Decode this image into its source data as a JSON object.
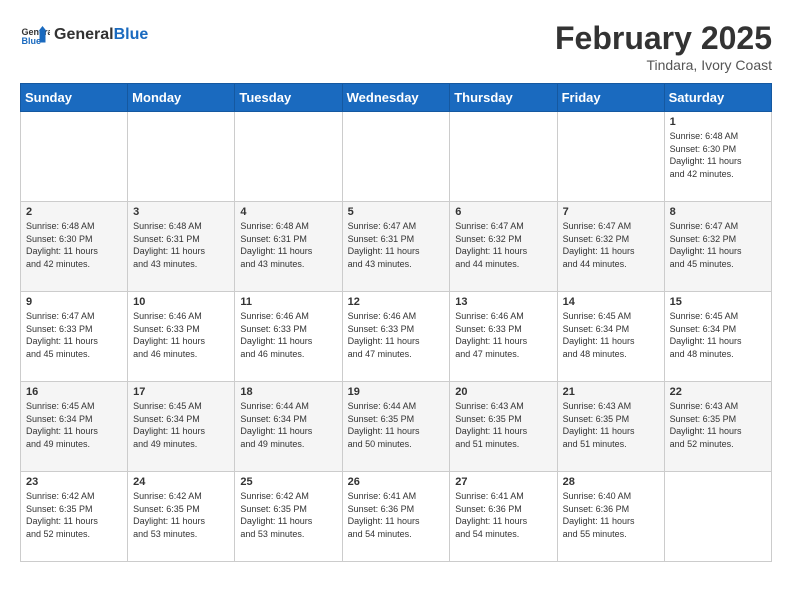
{
  "logo": {
    "text_general": "General",
    "text_blue": "Blue"
  },
  "header": {
    "month": "February 2025",
    "location": "Tindara, Ivory Coast"
  },
  "days_of_week": [
    "Sunday",
    "Monday",
    "Tuesday",
    "Wednesday",
    "Thursday",
    "Friday",
    "Saturday"
  ],
  "weeks": [
    {
      "days": [
        {
          "num": "",
          "info": ""
        },
        {
          "num": "",
          "info": ""
        },
        {
          "num": "",
          "info": ""
        },
        {
          "num": "",
          "info": ""
        },
        {
          "num": "",
          "info": ""
        },
        {
          "num": "",
          "info": ""
        },
        {
          "num": "1",
          "info": "Sunrise: 6:48 AM\nSunset: 6:30 PM\nDaylight: 11 hours\nand 42 minutes."
        }
      ]
    },
    {
      "days": [
        {
          "num": "2",
          "info": "Sunrise: 6:48 AM\nSunset: 6:30 PM\nDaylight: 11 hours\nand 42 minutes."
        },
        {
          "num": "3",
          "info": "Sunrise: 6:48 AM\nSunset: 6:31 PM\nDaylight: 11 hours\nand 43 minutes."
        },
        {
          "num": "4",
          "info": "Sunrise: 6:48 AM\nSunset: 6:31 PM\nDaylight: 11 hours\nand 43 minutes."
        },
        {
          "num": "5",
          "info": "Sunrise: 6:47 AM\nSunset: 6:31 PM\nDaylight: 11 hours\nand 43 minutes."
        },
        {
          "num": "6",
          "info": "Sunrise: 6:47 AM\nSunset: 6:32 PM\nDaylight: 11 hours\nand 44 minutes."
        },
        {
          "num": "7",
          "info": "Sunrise: 6:47 AM\nSunset: 6:32 PM\nDaylight: 11 hours\nand 44 minutes."
        },
        {
          "num": "8",
          "info": "Sunrise: 6:47 AM\nSunset: 6:32 PM\nDaylight: 11 hours\nand 45 minutes."
        }
      ]
    },
    {
      "days": [
        {
          "num": "9",
          "info": "Sunrise: 6:47 AM\nSunset: 6:33 PM\nDaylight: 11 hours\nand 45 minutes."
        },
        {
          "num": "10",
          "info": "Sunrise: 6:46 AM\nSunset: 6:33 PM\nDaylight: 11 hours\nand 46 minutes."
        },
        {
          "num": "11",
          "info": "Sunrise: 6:46 AM\nSunset: 6:33 PM\nDaylight: 11 hours\nand 46 minutes."
        },
        {
          "num": "12",
          "info": "Sunrise: 6:46 AM\nSunset: 6:33 PM\nDaylight: 11 hours\nand 47 minutes."
        },
        {
          "num": "13",
          "info": "Sunrise: 6:46 AM\nSunset: 6:33 PM\nDaylight: 11 hours\nand 47 minutes."
        },
        {
          "num": "14",
          "info": "Sunrise: 6:45 AM\nSunset: 6:34 PM\nDaylight: 11 hours\nand 48 minutes."
        },
        {
          "num": "15",
          "info": "Sunrise: 6:45 AM\nSunset: 6:34 PM\nDaylight: 11 hours\nand 48 minutes."
        }
      ]
    },
    {
      "days": [
        {
          "num": "16",
          "info": "Sunrise: 6:45 AM\nSunset: 6:34 PM\nDaylight: 11 hours\nand 49 minutes."
        },
        {
          "num": "17",
          "info": "Sunrise: 6:45 AM\nSunset: 6:34 PM\nDaylight: 11 hours\nand 49 minutes."
        },
        {
          "num": "18",
          "info": "Sunrise: 6:44 AM\nSunset: 6:34 PM\nDaylight: 11 hours\nand 49 minutes."
        },
        {
          "num": "19",
          "info": "Sunrise: 6:44 AM\nSunset: 6:35 PM\nDaylight: 11 hours\nand 50 minutes."
        },
        {
          "num": "20",
          "info": "Sunrise: 6:43 AM\nSunset: 6:35 PM\nDaylight: 11 hours\nand 51 minutes."
        },
        {
          "num": "21",
          "info": "Sunrise: 6:43 AM\nSunset: 6:35 PM\nDaylight: 11 hours\nand 51 minutes."
        },
        {
          "num": "22",
          "info": "Sunrise: 6:43 AM\nSunset: 6:35 PM\nDaylight: 11 hours\nand 52 minutes."
        }
      ]
    },
    {
      "days": [
        {
          "num": "23",
          "info": "Sunrise: 6:42 AM\nSunset: 6:35 PM\nDaylight: 11 hours\nand 52 minutes."
        },
        {
          "num": "24",
          "info": "Sunrise: 6:42 AM\nSunset: 6:35 PM\nDaylight: 11 hours\nand 53 minutes."
        },
        {
          "num": "25",
          "info": "Sunrise: 6:42 AM\nSunset: 6:35 PM\nDaylight: 11 hours\nand 53 minutes."
        },
        {
          "num": "26",
          "info": "Sunrise: 6:41 AM\nSunset: 6:36 PM\nDaylight: 11 hours\nand 54 minutes."
        },
        {
          "num": "27",
          "info": "Sunrise: 6:41 AM\nSunset: 6:36 PM\nDaylight: 11 hours\nand 54 minutes."
        },
        {
          "num": "28",
          "info": "Sunrise: 6:40 AM\nSunset: 6:36 PM\nDaylight: 11 hours\nand 55 minutes."
        },
        {
          "num": "",
          "info": ""
        }
      ]
    }
  ]
}
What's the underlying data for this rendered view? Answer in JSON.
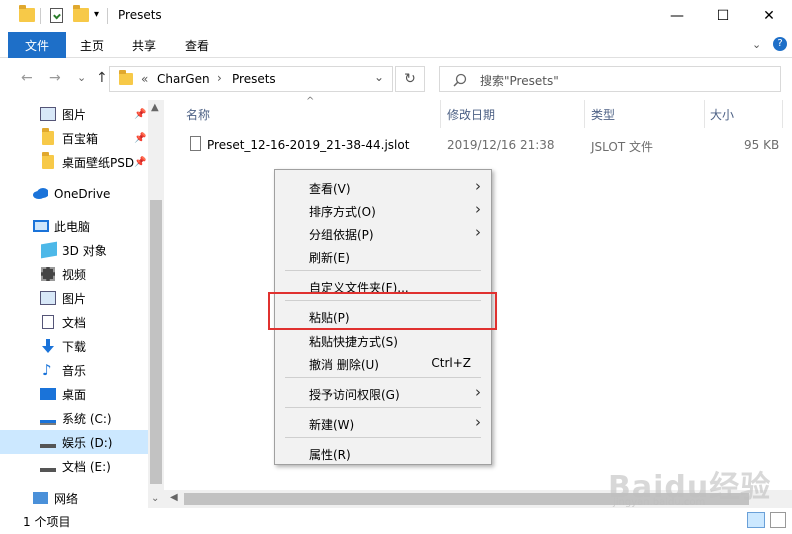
{
  "window": {
    "title": "Presets",
    "minimize": "—",
    "maximize": "☐",
    "close": "✕"
  },
  "ribbon": {
    "tabs": [
      "文件",
      "主页",
      "共享",
      "查看"
    ],
    "help": "?"
  },
  "address": {
    "prefix": "«",
    "path": [
      "CharGen",
      "Presets"
    ],
    "separator": "›",
    "dropdown": "⌄",
    "refresh": "↻",
    "search_placeholder": "搜索\"Presets\""
  },
  "nav": {
    "back": "←",
    "forward": "→",
    "recent": "⌄",
    "up": "↑"
  },
  "sidebar": {
    "quick_access": [
      {
        "label": "图片",
        "icon": "pictures-icon",
        "pinned": true
      },
      {
        "label": "百宝箱",
        "icon": "folder-icon",
        "pinned": true
      },
      {
        "label": "桌面壁纸PSD",
        "icon": "folder-icon",
        "pinned": true
      }
    ],
    "onedrive": "OneDrive",
    "this_pc": "此电脑",
    "pc_items": [
      {
        "label": "3D 对象",
        "icon": "3d-objects-icon"
      },
      {
        "label": "视频",
        "icon": "videos-icon"
      },
      {
        "label": "图片",
        "icon": "pictures-icon"
      },
      {
        "label": "文档",
        "icon": "documents-icon"
      },
      {
        "label": "下载",
        "icon": "downloads-icon"
      },
      {
        "label": "音乐",
        "icon": "music-icon"
      },
      {
        "label": "桌面",
        "icon": "desktop-icon"
      },
      {
        "label": "系统 (C:)",
        "icon": "drive-c-icon"
      },
      {
        "label": "娱乐 (D:)",
        "icon": "drive-icon",
        "selected": true
      },
      {
        "label": "文档 (E:)",
        "icon": "drive-icon"
      }
    ],
    "network": "网络"
  },
  "columns": {
    "name": "名称",
    "modified": "修改日期",
    "type": "类型",
    "size": "大小"
  },
  "files": [
    {
      "name": "Preset_12-16-2019_21-38-44.jslot",
      "modified": "2019/12/16 21:38",
      "type": "JSLOT 文件",
      "size": "95 KB"
    }
  ],
  "context_menu": {
    "items": [
      {
        "label": "查看(V)",
        "submenu": true
      },
      {
        "label": "排序方式(O)",
        "submenu": true
      },
      {
        "label": "分组依据(P)",
        "submenu": true
      },
      {
        "label": "刷新(E)"
      },
      {
        "label": "自定义文件夹(F)..."
      },
      {
        "label": "粘贴(P)",
        "highlighted": true
      },
      {
        "label": "粘贴快捷方式(S)"
      },
      {
        "label": "撤消 删除(U)",
        "shortcut": "Ctrl+Z"
      },
      {
        "label": "授予访问权限(G)",
        "submenu": true
      },
      {
        "label": "新建(W)",
        "submenu": true
      },
      {
        "label": "属性(R)"
      }
    ]
  },
  "status": {
    "item_count": "1 个项目"
  },
  "watermark": {
    "text": "Baidu经验",
    "url": "jingyan.baidu.com"
  },
  "colors": {
    "accent": "#1e6fc8",
    "selection": "#cce8ff",
    "highlight_border": "#e0312f"
  }
}
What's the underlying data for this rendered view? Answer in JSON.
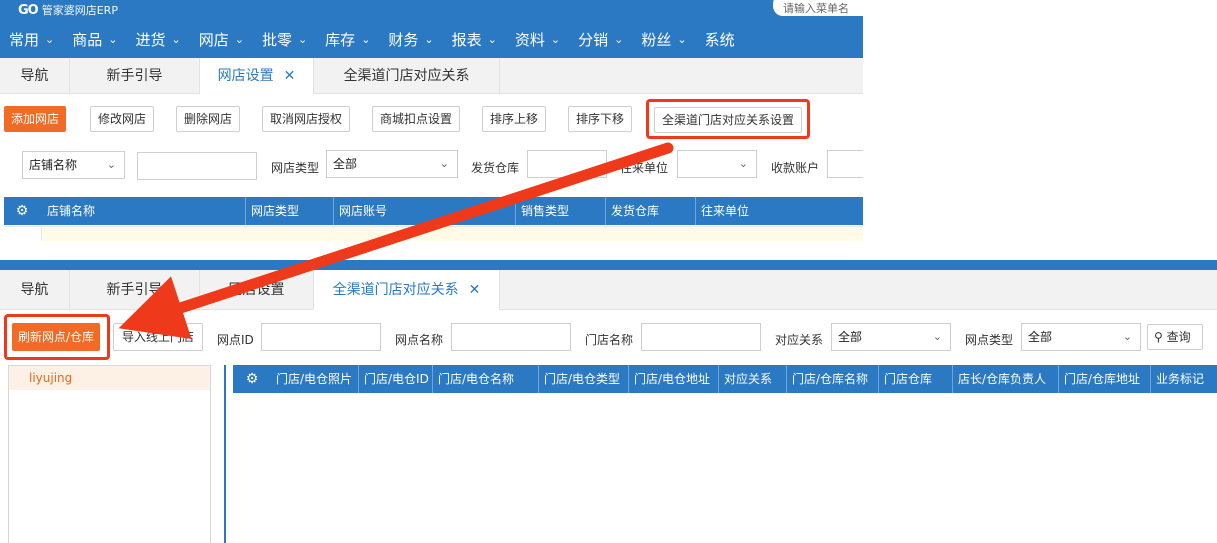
{
  "top": {
    "brand": {
      "mark": "GO",
      "text": "管家婆网店ERP"
    },
    "search_placeholder": "请输入菜单名",
    "menu": [
      "常用",
      "商品",
      "进货",
      "网店",
      "批零",
      "库存",
      "财务",
      "报表",
      "资料",
      "分销",
      "粉丝",
      "系统"
    ],
    "tabs": [
      {
        "label": "导航",
        "active": false,
        "closable": false
      },
      {
        "label": "新手引导",
        "active": false,
        "closable": false
      },
      {
        "label": "网店设置",
        "active": true,
        "closable": true
      },
      {
        "label": "全渠道门店对应关系",
        "active": false,
        "closable": false
      }
    ],
    "toolbar": [
      "添加网店",
      "修改网店",
      "删除网店",
      "取消网店授权",
      "商城扣点设置",
      "排序上移",
      "排序下移",
      "全渠道门店对应关系设置"
    ],
    "filters": {
      "store_name_select": "店铺名称",
      "store_type_label": "网店类型",
      "store_type_value": "全部",
      "warehouse_label": "发货仓库",
      "partner_label": "往来单位",
      "account_label": "收款账户"
    },
    "table_headers": [
      "店铺名称",
      "网店类型",
      "网店账号",
      "销售类型",
      "发货仓库",
      "往来单位"
    ]
  },
  "bottom": {
    "tabs": [
      {
        "label": "导航",
        "active": false,
        "closable": false
      },
      {
        "label": "新手引导",
        "active": false,
        "closable": false
      },
      {
        "label": "网店设置",
        "active": false,
        "closable": false
      },
      {
        "label": "全渠道门店对应关系",
        "active": true,
        "closable": true
      }
    ],
    "buttons": {
      "refresh": "刷新网点/仓库",
      "import": "导入线上门店",
      "search": "查询"
    },
    "filters": {
      "point_id_label": "网点ID",
      "point_name_label": "网点名称",
      "store_name_label": "门店名称",
      "relation_label": "对应关系",
      "relation_value": "全部",
      "point_type_label": "网点类型",
      "point_type_value": "全部"
    },
    "tree_items": [
      "liyujing"
    ],
    "table_headers": [
      "门店/电仓照片",
      "门店/电仓ID",
      "门店/电仓名称",
      "门店/电仓类型",
      "门店/电仓地址",
      "对应关系",
      "门店/仓库名称",
      "门店仓库",
      "店长/仓库负责人",
      "门店/仓库地址",
      "业务标记"
    ]
  },
  "colors": {
    "brand_blue": "#2b79c2",
    "accent_orange": "#f26b26",
    "highlight_red": "#ee3a1a"
  },
  "icons": {
    "close": "close-icon",
    "chevron": "chevron-down-icon",
    "gear": "gear-icon",
    "search": "search-icon"
  }
}
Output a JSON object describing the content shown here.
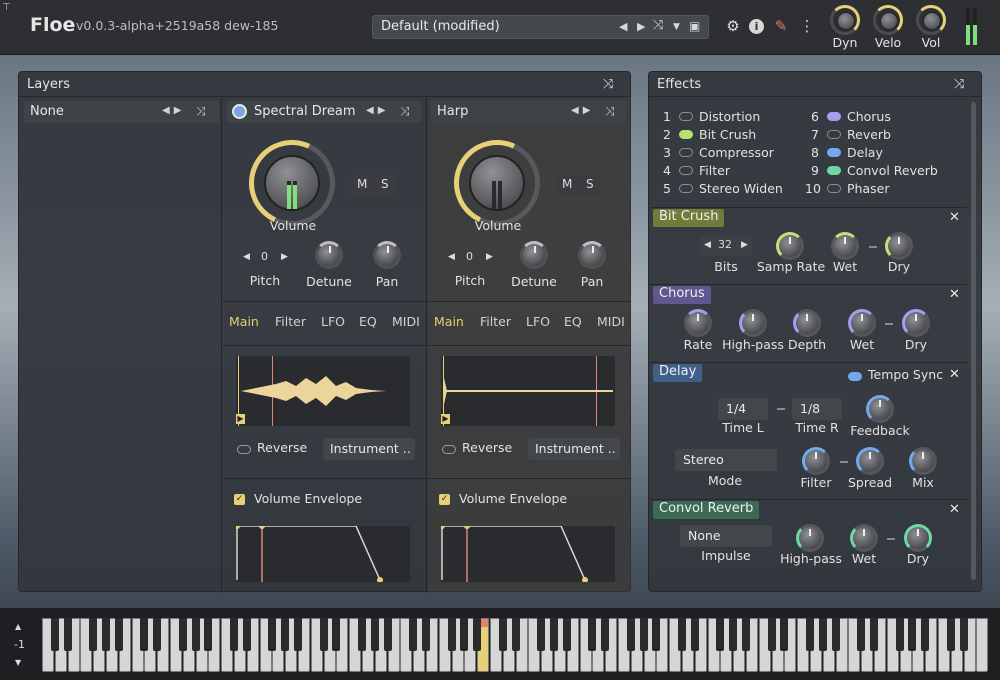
{
  "app": {
    "name": "Floe",
    "version": "v0.0.3-alpha+2519a58  dew-185"
  },
  "preset": {
    "name": "Default (modified)"
  },
  "top_knobs": [
    {
      "label": "Dyn"
    },
    {
      "label": "Velo"
    },
    {
      "label": "Vol"
    }
  ],
  "colors": {
    "accent": "#e8d07a",
    "panel": "#33373d",
    "bitcrush": "#6f7c3a",
    "chorus": "#5e5790",
    "delay": "#3f5f8a",
    "convol": "#3b6b52"
  },
  "layers_panel": {
    "title": "Layers",
    "empty_layer": {
      "name": "None"
    },
    "layers": [
      {
        "name": "Spectral Dream",
        "volume_label": "Volume",
        "mute": "M",
        "solo": "S",
        "pitch_value": "0",
        "pitch_label": "Pitch",
        "detune_label": "Detune",
        "pan_label": "Pan",
        "tabs": [
          "Main",
          "Filter",
          "LFO",
          "EQ",
          "MIDI"
        ],
        "reverse_label": "Reverse",
        "instrument_dropdown": "Instrument ..",
        "envelope_label": "Volume Envelope"
      },
      {
        "name": "Harp",
        "volume_label": "Volume",
        "mute": "M",
        "solo": "S",
        "pitch_value": "0",
        "pitch_label": "Pitch",
        "detune_label": "Detune",
        "pan_label": "Pan",
        "tabs": [
          "Main",
          "Filter",
          "LFO",
          "EQ",
          "MIDI"
        ],
        "reverse_label": "Reverse",
        "instrument_dropdown": "Instrument ..",
        "envelope_label": "Volume Envelope"
      }
    ]
  },
  "effects_panel": {
    "title": "Effects",
    "list_left": [
      {
        "num": "1",
        "name": "Distortion",
        "state": "off"
      },
      {
        "num": "2",
        "name": "Bit Crush",
        "state": "green"
      },
      {
        "num": "3",
        "name": "Compressor",
        "state": "off"
      },
      {
        "num": "4",
        "name": "Filter",
        "state": "off"
      },
      {
        "num": "5",
        "name": "Stereo Widen",
        "state": "off"
      }
    ],
    "list_right": [
      {
        "num": "6",
        "name": "Chorus",
        "state": "purple"
      },
      {
        "num": "7",
        "name": "Reverb",
        "state": "off"
      },
      {
        "num": "8",
        "name": "Delay",
        "state": "blue"
      },
      {
        "num": "9",
        "name": "Convol Reverb",
        "state": "teal"
      },
      {
        "num": "10",
        "name": "Phaser",
        "state": "off"
      }
    ],
    "bitcrush": {
      "title": "Bit Crush",
      "bits_value": "32",
      "bits_label": "Bits",
      "samp_rate": "Samp Rate",
      "wet": "Wet",
      "dry": "Dry"
    },
    "chorus": {
      "title": "Chorus",
      "rate": "Rate",
      "highpass": "High-pass",
      "depth": "Depth",
      "wet": "Wet",
      "dry": "Dry"
    },
    "delay": {
      "title": "Delay",
      "tempo_sync": "Tempo Sync",
      "time_l_value": "1/4",
      "time_l": "Time L",
      "time_r_value": "1/8",
      "time_r": "Time R",
      "feedback": "Feedback",
      "mode_value": "Stereo",
      "mode": "Mode",
      "filter": "Filter",
      "spread": "Spread",
      "mix": "Mix"
    },
    "convol": {
      "title": "Convol Reverb",
      "impulse_value": "None",
      "impulse": "Impulse",
      "highpass": "High-pass",
      "wet": "Wet",
      "dry": "Dry"
    }
  },
  "keyboard": {
    "octave": "-1"
  }
}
------------------------------
__INSTRUCTIONS FOR THE TASK__:
How many of the lines above include the string "title"? Reply with the number by itself.

__FINAL ANSWER__:
7